Written problem: Print out the entries below with no edits.
___ Data for the task ___
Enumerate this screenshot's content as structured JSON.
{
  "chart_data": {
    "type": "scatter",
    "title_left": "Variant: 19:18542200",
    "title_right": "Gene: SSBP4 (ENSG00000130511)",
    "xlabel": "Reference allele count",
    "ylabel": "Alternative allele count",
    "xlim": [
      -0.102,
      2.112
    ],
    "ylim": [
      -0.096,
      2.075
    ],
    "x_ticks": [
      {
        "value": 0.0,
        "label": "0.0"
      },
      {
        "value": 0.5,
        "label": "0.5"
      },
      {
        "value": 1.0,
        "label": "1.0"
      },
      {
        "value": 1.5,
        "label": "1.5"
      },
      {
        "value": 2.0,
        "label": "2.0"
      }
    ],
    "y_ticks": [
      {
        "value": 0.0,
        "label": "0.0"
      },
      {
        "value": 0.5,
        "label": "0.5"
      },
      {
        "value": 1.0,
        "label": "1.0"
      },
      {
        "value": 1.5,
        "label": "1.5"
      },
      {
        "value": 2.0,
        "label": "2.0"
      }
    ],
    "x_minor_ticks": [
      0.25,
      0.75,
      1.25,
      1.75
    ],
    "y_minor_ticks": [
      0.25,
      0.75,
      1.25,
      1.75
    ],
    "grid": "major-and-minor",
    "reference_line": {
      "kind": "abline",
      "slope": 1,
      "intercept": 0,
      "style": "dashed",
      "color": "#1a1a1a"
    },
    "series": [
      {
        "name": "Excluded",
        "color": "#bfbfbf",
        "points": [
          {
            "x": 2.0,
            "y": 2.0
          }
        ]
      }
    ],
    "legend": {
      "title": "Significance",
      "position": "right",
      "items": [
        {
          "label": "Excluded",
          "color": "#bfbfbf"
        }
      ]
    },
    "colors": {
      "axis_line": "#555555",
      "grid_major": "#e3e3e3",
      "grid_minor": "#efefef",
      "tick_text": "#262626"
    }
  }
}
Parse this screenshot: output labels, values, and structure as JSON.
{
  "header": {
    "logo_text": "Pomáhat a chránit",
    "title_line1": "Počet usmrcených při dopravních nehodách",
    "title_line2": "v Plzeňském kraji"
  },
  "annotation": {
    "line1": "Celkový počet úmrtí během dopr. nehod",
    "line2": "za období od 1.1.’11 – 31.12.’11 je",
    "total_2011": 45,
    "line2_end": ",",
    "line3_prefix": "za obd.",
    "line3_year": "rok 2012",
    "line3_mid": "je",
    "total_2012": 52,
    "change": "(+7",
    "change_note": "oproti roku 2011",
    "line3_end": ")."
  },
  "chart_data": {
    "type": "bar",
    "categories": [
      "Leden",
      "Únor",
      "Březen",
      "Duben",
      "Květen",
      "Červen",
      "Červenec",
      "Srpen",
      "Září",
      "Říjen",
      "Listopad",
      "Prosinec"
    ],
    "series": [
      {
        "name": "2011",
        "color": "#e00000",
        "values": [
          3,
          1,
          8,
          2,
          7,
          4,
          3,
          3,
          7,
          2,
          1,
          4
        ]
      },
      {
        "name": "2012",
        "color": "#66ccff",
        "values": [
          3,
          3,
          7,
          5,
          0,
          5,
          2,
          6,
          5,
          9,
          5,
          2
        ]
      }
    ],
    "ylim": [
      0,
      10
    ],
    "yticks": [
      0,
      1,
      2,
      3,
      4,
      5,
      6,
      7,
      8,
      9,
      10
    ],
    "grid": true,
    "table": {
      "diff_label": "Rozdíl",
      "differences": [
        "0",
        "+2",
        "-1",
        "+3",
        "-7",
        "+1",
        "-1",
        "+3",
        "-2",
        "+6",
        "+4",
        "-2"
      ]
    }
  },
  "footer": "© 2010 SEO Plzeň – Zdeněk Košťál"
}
___
Response to this task:
Enumerate this screenshot's content as structured JSON.
{
  "chart_data": {
    "type": "scatter",
    "title_left": "Variant: 19:18542200",
    "title_right": "Gene: SSBP4 (ENSG00000130511)",
    "xlabel": "Reference allele count",
    "ylabel": "Alternative allele count",
    "xlim": [
      -0.102,
      2.112
    ],
    "ylim": [
      -0.096,
      2.075
    ],
    "x_ticks": [
      {
        "value": 0.0,
        "label": "0.0"
      },
      {
        "value": 0.5,
        "label": "0.5"
      },
      {
        "value": 1.0,
        "label": "1.0"
      },
      {
        "value": 1.5,
        "label": "1.5"
      },
      {
        "value": 2.0,
        "label": "2.0"
      }
    ],
    "y_ticks": [
      {
        "value": 0.0,
        "label": "0.0"
      },
      {
        "value": 0.5,
        "label": "0.5"
      },
      {
        "value": 1.0,
        "label": "1.0"
      },
      {
        "value": 1.5,
        "label": "1.5"
      },
      {
        "value": 2.0,
        "label": "2.0"
      }
    ],
    "x_minor_ticks": [
      0.25,
      0.75,
      1.25,
      1.75
    ],
    "y_minor_ticks": [
      0.25,
      0.75,
      1.25,
      1.75
    ],
    "grid": "major-and-minor",
    "reference_line": {
      "kind": "abline",
      "slope": 1,
      "intercept": 0,
      "style": "dashed",
      "color": "#1a1a1a"
    },
    "series": [
      {
        "name": "Excluded",
        "color": "#bfbfbf",
        "points": [
          {
            "x": 2.0,
            "y": 2.0
          }
        ]
      }
    ],
    "legend": {
      "title": "Significance",
      "position": "right",
      "items": [
        {
          "label": "Excluded",
          "color": "#bfbfbf"
        }
      ]
    },
    "colors": {
      "axis_line": "#555555",
      "grid_major": "#e3e3e3",
      "grid_minor": "#efefef",
      "tick_text": "#262626"
    }
  }
}
Parse this screenshot: output labels, values, and structure as JSON.
{
  "header": {
    "logo_text": "Pomáhat a chránit",
    "title_line1": "Počet usmrcených při dopravních nehodách",
    "title_line2": "v Plzeňském kraji"
  },
  "annotation": {
    "line1": "Celkový počet úmrtí během dopr. nehod",
    "line2": "za období od 1.1.’11 – 31.12.’11 je",
    "total_2011": 45,
    "line2_end": ",",
    "line3_prefix": "za obd.",
    "line3_year": "rok 2012",
    "line3_mid": "je",
    "total_2012": 52,
    "change": "(+7",
    "change_note": "oproti roku 2011",
    "line3_end": ")."
  },
  "chart_data": {
    "type": "bar",
    "categories": [
      "Leden",
      "Únor",
      "Březen",
      "Duben",
      "Květen",
      "Červen",
      "Červenec",
      "Srpen",
      "Září",
      "Říjen",
      "Listopad",
      "Prosinec"
    ],
    "series": [
      {
        "name": "2011",
        "color": "#e00000",
        "values": [
          3,
          1,
          8,
          2,
          7,
          4,
          3,
          3,
          7,
          2,
          1,
          4
        ]
      },
      {
        "name": "2012",
        "color": "#66ccff",
        "values": [
          3,
          3,
          7,
          5,
          0,
          5,
          2,
          6,
          5,
          9,
          5,
          2
        ]
      }
    ],
    "ylim": [
      0,
      10
    ],
    "yticks": [
      0,
      1,
      2,
      3,
      4,
      5,
      6,
      7,
      8,
      9,
      10
    ],
    "grid": true,
    "table": {
      "diff_label": "Rozdíl",
      "differences": [
        "0",
        "+2",
        "-1",
        "+3",
        "-7",
        "+1",
        "-1",
        "+3",
        "-2",
        "+6",
        "+4",
        "-2"
      ]
    }
  },
  "footer": "© 2010 SEO Plzeň – Zdeněk Košťál"
}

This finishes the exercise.